■ EXERCISE DETAILS
Gather all lines in the data that hold the string "from".

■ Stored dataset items
⁂
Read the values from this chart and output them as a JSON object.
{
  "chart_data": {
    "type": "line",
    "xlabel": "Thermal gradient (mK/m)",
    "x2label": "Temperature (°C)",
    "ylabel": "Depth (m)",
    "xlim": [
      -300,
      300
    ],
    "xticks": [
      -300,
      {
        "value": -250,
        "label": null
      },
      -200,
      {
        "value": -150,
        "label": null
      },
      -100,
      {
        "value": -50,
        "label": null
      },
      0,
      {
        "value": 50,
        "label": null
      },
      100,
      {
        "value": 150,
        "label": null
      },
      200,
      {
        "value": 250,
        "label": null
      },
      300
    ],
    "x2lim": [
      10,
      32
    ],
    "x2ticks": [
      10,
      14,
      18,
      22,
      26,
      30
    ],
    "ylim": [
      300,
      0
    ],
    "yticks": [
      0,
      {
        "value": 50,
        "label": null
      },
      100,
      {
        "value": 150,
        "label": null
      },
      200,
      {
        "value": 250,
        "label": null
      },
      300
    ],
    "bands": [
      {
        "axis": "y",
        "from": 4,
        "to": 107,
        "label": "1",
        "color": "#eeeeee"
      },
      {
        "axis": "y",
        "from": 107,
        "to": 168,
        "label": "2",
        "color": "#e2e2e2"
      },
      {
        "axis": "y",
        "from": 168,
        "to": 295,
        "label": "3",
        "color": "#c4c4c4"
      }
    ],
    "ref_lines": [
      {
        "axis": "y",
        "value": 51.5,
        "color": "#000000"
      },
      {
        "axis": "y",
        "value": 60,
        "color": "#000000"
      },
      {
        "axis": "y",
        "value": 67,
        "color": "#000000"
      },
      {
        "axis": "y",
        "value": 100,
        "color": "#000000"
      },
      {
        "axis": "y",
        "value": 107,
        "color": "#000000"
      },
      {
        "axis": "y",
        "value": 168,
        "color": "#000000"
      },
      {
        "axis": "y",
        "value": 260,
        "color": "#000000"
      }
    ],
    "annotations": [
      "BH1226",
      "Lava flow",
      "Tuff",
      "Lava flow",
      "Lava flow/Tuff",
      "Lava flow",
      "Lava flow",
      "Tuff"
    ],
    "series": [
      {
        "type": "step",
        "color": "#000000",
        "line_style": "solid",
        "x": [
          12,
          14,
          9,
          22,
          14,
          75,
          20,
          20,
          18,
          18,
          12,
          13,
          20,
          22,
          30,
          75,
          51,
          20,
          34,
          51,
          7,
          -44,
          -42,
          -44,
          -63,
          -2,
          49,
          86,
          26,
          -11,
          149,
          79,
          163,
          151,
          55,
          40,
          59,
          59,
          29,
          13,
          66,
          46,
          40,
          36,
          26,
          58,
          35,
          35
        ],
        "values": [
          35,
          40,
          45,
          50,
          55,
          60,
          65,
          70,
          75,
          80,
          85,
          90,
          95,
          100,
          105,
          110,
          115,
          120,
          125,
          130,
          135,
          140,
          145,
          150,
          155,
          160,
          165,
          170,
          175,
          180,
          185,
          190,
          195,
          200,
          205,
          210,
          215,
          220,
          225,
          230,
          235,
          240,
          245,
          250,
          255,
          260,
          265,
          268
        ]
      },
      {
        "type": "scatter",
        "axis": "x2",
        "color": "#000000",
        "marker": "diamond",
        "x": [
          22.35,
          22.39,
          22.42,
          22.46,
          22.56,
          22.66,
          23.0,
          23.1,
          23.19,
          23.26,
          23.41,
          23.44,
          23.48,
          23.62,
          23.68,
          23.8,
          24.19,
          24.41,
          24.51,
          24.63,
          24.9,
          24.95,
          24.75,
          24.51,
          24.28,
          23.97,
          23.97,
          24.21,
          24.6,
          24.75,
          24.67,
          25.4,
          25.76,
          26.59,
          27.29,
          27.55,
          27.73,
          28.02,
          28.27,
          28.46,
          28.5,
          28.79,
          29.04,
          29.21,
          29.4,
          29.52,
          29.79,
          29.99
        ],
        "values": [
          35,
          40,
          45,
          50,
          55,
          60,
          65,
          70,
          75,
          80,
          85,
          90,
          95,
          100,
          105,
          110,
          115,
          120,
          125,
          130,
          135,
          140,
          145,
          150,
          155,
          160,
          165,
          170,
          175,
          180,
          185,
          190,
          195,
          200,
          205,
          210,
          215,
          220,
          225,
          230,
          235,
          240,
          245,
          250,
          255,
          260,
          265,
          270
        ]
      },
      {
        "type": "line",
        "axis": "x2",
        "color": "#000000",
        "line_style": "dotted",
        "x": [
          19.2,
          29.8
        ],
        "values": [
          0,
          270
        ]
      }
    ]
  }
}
⁂
■ RESULT BELOW
Read the values from this chart and output them as a JSON object.
        "from": 4,
        "from": 107,
        "from": 168,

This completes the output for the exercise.